• What is expected:
Write the material out again exactly as it stands.

• Exercise material:
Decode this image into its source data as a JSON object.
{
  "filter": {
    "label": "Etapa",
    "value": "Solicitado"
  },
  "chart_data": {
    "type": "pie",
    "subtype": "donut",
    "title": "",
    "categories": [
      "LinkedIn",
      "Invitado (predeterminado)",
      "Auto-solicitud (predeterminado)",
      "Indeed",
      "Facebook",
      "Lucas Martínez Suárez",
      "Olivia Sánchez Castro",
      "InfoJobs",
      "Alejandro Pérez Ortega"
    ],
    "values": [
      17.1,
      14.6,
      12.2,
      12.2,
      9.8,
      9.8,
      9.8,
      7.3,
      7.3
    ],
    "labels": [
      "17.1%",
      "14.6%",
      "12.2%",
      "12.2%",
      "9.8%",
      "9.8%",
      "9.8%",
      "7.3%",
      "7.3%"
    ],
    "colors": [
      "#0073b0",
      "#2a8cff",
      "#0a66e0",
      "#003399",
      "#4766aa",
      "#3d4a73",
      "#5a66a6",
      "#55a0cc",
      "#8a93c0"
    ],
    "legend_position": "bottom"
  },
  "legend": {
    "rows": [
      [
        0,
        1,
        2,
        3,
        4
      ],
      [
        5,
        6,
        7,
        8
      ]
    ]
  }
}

• Response to the exercise:
Decode this image into its source data as a JSON object.
{
  "filter": {
    "label": "Etapa",
    "value": "Solicitado"
  },
  "chart_data": {
    "type": "pie",
    "subtype": "donut",
    "title": "",
    "categories": [
      "LinkedIn",
      "Invitado (predeterminado)",
      "Auto-solicitud (predeterminado)",
      "Indeed",
      "Facebook",
      "Lucas Martínez Suárez",
      "Olivia Sánchez Castro",
      "InfoJobs",
      "Alejandro Pérez Ortega"
    ],
    "values": [
      17.1,
      14.6,
      12.2,
      12.2,
      9.8,
      9.8,
      9.8,
      7.3,
      7.3
    ],
    "labels": [
      "17.1%",
      "14.6%",
      "12.2%",
      "12.2%",
      "9.8%",
      "9.8%",
      "9.8%",
      "7.3%",
      "7.3%"
    ],
    "colors": [
      "#0073b0",
      "#2a8cff",
      "#0a66e0",
      "#003399",
      "#4766aa",
      "#3d4a73",
      "#5a66a6",
      "#55a0cc",
      "#8a93c0"
    ],
    "legend_position": "bottom"
  },
  "legend": {
    "rows": [
      [
        0,
        1,
        2,
        3,
        4
      ],
      [
        5,
        6,
        7,
        8
      ]
    ]
  }
}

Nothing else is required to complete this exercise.